>> start Materials provided
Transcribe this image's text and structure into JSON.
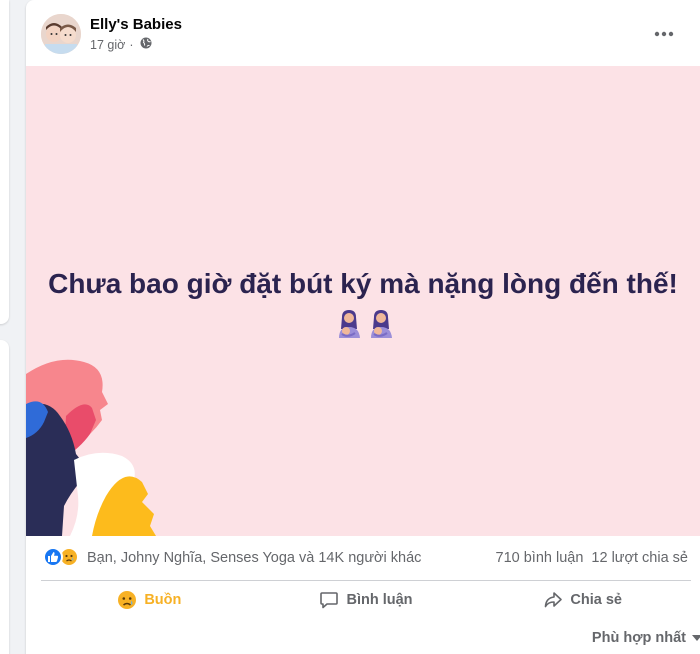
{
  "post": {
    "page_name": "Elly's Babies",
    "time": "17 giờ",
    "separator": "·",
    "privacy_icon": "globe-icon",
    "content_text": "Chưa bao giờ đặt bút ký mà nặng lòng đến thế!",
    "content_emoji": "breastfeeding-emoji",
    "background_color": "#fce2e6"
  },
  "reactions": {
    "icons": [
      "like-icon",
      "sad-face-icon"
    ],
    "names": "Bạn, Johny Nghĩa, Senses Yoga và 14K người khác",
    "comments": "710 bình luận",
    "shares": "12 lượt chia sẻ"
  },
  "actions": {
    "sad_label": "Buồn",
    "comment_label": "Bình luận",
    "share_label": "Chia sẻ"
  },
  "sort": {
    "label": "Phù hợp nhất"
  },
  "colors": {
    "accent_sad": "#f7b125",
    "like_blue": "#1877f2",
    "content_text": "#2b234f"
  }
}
>> end Materials provided
All of the entries above should be duplicated exactly, except for the pictures.

§ **Task result**:
Transcribe this image's text and structure into JSON.
{
  "post": {
    "page_name": "Elly's Babies",
    "time": "17 giờ",
    "separator": "·",
    "privacy_icon": "globe-icon",
    "content_text": "Chưa bao giờ đặt bút ký mà nặng lòng đến thế!",
    "content_emoji": "breastfeeding-emoji",
    "background_color": "#fce2e6"
  },
  "reactions": {
    "icons": [
      "like-icon",
      "sad-face-icon"
    ],
    "names": "Bạn, Johny Nghĩa, Senses Yoga và 14K người khác",
    "comments": "710 bình luận",
    "shares": "12 lượt chia sẻ"
  },
  "actions": {
    "sad_label": "Buồn",
    "comment_label": "Bình luận",
    "share_label": "Chia sẻ"
  },
  "sort": {
    "label": "Phù hợp nhất"
  },
  "colors": {
    "accent_sad": "#f7b125",
    "like_blue": "#1877f2",
    "content_text": "#2b234f"
  }
}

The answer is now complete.